PROBLEM TO WORK ON => From the records, pick out and copy each line containing "pilot".
# # # #
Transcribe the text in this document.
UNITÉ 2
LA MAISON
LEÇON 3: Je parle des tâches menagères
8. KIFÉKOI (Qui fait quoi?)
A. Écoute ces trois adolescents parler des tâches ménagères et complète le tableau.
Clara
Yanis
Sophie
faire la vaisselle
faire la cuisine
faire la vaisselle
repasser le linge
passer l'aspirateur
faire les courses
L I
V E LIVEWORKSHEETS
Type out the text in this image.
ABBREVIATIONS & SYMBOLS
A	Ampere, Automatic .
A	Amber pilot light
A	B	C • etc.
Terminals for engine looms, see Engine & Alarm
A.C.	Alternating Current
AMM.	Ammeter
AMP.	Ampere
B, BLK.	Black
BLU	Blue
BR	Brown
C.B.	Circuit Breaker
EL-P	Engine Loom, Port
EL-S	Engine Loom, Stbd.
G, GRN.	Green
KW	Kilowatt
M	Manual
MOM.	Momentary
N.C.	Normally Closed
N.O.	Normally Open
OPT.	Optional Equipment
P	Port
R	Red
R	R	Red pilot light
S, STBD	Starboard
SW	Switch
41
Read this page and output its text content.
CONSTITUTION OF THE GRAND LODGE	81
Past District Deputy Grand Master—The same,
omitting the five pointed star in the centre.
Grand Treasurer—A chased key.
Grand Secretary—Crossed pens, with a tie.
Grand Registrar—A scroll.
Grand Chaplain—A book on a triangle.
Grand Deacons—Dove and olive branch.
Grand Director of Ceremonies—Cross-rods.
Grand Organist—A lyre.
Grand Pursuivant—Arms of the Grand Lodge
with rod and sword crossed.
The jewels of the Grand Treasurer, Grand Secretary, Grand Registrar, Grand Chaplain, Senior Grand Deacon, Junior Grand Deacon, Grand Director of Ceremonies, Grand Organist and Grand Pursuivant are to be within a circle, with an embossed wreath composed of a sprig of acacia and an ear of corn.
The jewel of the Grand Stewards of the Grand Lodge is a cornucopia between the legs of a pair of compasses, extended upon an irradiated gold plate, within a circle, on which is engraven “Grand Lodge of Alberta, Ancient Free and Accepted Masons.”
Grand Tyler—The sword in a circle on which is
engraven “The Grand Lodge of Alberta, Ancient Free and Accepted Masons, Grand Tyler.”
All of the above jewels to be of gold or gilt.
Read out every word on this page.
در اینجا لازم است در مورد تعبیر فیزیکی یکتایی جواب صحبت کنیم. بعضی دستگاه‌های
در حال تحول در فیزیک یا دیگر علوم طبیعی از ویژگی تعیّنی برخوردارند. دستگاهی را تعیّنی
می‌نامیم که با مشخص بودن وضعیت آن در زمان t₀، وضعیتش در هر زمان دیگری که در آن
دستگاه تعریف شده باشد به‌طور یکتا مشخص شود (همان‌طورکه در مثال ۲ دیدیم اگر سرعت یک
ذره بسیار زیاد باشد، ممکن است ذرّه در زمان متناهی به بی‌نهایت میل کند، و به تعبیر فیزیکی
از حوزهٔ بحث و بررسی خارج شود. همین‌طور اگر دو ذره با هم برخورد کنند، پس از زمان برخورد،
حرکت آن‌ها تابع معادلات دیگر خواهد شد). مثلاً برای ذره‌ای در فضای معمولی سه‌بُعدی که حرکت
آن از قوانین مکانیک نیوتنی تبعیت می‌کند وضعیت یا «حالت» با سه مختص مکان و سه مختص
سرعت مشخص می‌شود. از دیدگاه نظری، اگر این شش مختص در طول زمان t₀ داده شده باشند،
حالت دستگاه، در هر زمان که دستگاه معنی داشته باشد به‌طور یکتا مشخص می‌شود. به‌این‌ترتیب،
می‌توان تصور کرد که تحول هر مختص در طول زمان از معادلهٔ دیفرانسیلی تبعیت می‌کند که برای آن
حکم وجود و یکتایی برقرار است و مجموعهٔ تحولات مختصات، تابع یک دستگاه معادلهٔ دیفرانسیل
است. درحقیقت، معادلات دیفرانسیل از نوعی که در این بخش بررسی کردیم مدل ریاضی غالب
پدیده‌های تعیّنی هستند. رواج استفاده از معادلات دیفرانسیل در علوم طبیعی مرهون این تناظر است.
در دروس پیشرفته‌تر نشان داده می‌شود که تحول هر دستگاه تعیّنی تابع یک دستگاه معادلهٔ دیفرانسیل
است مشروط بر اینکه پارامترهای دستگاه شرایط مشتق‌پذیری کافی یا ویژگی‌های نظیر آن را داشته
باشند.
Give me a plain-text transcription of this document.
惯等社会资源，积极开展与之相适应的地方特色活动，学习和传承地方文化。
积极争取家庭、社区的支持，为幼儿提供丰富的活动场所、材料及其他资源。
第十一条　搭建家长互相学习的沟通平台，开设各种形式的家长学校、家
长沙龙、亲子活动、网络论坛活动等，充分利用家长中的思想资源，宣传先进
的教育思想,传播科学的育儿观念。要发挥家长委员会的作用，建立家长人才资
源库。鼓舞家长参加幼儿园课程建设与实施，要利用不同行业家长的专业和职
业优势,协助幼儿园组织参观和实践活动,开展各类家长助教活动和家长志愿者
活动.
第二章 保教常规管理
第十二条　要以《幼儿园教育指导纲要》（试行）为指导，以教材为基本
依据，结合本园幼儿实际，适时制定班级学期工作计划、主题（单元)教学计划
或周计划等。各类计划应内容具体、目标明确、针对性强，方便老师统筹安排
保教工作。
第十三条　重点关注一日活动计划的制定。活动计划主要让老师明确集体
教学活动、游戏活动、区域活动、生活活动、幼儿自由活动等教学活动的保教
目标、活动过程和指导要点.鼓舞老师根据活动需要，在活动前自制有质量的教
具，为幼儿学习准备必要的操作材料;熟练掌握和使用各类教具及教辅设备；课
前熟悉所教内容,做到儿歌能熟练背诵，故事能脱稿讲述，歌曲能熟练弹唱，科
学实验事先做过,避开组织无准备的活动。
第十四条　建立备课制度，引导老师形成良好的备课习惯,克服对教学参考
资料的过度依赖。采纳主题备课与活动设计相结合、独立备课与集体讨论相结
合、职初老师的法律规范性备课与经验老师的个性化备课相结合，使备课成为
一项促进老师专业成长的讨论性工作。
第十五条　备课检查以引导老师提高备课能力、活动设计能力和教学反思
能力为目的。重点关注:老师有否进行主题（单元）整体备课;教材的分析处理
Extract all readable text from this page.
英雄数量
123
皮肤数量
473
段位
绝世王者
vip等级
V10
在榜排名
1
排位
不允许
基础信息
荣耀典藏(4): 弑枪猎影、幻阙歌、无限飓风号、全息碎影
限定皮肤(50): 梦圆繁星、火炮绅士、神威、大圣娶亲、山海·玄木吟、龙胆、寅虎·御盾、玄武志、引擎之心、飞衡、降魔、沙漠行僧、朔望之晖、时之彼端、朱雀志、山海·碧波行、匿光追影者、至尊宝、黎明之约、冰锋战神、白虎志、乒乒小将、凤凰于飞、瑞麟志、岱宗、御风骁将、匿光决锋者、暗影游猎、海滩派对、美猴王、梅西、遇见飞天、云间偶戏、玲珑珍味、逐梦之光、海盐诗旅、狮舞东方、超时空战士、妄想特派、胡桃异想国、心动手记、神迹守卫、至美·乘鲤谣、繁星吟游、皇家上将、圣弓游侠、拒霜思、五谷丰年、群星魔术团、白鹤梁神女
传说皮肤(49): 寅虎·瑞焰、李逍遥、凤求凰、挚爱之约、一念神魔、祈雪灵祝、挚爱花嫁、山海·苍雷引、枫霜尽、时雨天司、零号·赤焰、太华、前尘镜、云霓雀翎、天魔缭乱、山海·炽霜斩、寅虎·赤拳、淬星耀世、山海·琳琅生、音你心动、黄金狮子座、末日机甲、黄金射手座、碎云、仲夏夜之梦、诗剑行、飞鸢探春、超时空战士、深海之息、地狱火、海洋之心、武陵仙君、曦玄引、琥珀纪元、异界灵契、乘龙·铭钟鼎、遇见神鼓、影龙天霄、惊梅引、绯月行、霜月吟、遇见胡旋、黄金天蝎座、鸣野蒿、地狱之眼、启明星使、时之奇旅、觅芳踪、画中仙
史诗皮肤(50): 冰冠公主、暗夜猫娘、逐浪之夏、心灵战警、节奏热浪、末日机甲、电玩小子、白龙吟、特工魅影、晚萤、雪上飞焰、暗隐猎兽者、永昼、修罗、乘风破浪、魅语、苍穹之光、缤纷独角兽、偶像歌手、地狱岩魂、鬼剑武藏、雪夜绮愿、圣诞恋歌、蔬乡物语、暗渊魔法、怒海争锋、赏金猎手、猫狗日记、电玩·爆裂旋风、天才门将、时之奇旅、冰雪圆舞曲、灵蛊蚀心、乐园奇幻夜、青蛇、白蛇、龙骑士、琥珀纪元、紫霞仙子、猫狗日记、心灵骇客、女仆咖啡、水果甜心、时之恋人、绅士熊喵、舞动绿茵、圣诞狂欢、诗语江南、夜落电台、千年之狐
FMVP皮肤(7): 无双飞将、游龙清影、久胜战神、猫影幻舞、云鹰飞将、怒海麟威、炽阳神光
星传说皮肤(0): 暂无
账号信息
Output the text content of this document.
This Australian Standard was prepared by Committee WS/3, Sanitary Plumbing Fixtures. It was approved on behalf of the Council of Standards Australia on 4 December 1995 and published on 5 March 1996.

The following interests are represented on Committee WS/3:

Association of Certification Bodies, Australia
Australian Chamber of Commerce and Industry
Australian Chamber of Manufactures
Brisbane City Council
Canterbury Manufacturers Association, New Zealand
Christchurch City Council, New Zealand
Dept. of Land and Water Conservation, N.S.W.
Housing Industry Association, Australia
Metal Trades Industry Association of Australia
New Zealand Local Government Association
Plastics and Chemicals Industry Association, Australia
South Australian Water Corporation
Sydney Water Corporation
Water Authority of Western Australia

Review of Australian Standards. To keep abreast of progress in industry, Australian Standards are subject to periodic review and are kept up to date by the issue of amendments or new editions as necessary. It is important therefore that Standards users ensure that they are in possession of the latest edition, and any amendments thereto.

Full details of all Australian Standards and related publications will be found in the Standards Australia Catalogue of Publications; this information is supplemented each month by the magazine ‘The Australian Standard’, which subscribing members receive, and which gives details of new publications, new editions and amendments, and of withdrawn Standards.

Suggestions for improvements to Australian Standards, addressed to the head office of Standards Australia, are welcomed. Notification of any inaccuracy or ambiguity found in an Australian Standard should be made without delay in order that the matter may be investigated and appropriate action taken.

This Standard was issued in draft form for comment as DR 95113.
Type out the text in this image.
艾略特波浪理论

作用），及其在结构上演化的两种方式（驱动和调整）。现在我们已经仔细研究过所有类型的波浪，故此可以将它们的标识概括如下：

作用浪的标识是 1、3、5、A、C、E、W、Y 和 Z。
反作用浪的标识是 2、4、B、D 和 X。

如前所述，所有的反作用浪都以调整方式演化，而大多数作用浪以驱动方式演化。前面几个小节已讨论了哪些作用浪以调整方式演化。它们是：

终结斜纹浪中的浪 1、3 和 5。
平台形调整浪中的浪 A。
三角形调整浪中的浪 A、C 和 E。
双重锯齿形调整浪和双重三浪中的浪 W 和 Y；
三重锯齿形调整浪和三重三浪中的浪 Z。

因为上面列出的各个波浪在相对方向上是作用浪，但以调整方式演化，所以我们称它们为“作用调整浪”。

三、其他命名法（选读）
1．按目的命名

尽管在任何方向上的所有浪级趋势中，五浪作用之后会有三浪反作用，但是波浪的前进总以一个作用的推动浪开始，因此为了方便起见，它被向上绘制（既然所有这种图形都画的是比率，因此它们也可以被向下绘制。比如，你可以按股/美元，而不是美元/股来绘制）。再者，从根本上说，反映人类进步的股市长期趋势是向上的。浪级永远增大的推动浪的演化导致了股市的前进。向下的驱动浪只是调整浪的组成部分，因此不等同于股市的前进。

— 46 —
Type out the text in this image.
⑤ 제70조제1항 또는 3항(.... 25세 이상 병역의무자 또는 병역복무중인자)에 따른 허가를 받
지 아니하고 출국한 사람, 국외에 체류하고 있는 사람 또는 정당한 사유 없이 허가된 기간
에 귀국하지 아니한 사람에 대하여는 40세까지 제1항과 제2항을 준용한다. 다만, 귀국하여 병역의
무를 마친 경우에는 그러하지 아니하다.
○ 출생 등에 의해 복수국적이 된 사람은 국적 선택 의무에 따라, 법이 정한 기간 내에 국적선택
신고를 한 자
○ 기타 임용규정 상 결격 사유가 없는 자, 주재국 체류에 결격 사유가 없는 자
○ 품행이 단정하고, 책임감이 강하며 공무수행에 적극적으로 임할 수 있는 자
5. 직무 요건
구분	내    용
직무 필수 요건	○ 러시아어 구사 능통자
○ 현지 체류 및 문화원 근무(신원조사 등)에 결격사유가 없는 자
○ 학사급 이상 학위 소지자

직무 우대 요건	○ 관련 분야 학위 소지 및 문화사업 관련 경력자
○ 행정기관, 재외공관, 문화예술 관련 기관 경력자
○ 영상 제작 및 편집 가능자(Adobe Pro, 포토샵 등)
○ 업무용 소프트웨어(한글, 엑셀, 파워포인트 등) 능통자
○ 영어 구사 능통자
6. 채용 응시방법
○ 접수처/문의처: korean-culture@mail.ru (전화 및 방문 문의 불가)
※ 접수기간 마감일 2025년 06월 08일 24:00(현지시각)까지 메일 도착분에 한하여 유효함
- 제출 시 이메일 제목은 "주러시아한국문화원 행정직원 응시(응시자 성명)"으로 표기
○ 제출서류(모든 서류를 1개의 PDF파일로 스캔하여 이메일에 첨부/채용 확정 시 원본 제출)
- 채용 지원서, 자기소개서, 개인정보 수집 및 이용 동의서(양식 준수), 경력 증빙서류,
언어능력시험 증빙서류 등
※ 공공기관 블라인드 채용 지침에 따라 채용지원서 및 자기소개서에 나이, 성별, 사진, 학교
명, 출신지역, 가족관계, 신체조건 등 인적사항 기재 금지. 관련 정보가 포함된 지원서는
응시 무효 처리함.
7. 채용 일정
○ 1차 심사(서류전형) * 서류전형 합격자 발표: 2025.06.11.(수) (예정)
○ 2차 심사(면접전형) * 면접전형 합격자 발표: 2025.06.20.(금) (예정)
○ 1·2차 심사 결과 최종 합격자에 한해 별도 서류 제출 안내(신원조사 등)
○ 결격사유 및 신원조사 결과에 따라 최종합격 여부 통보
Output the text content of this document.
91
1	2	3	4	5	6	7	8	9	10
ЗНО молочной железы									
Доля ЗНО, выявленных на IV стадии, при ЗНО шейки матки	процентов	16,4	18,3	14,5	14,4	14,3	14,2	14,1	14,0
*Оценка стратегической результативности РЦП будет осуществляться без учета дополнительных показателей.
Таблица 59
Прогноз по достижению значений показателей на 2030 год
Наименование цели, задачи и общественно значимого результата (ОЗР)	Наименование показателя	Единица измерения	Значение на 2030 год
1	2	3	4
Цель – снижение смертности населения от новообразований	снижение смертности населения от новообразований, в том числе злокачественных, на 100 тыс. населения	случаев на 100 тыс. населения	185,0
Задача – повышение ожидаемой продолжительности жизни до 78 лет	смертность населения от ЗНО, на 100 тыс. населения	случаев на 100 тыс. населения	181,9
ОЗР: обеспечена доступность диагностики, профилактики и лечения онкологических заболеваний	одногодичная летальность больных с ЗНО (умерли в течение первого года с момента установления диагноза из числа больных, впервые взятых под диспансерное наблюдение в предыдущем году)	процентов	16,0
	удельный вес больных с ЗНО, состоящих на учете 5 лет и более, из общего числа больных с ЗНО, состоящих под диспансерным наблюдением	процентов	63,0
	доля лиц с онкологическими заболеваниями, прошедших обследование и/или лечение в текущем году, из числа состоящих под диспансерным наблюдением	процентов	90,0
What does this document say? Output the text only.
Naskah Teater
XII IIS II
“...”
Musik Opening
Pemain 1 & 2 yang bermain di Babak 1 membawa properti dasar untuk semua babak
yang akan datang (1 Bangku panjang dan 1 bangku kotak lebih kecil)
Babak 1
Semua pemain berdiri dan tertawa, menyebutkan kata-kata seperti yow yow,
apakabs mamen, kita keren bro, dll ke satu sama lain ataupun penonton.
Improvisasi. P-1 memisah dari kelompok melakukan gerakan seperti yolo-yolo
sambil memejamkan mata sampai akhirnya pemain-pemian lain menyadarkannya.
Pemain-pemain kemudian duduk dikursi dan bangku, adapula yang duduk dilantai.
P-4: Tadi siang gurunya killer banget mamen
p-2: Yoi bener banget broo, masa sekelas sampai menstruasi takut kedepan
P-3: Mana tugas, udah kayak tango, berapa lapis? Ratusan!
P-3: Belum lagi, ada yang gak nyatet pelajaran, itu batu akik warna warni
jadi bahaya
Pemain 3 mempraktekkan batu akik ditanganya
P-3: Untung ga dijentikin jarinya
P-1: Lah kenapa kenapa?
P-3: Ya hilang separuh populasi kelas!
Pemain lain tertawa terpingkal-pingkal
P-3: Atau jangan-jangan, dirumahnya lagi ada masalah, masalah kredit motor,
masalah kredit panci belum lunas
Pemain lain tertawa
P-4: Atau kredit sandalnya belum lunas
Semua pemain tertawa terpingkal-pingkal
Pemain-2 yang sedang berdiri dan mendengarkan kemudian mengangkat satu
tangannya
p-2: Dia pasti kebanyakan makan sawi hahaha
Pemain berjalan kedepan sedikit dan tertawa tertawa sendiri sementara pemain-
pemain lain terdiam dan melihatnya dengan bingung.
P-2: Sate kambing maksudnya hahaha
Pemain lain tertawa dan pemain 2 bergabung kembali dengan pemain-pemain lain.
# # # #
SOLUTION TO THIS TASK =>
A	Amber pilot light
R	R	Red pilot light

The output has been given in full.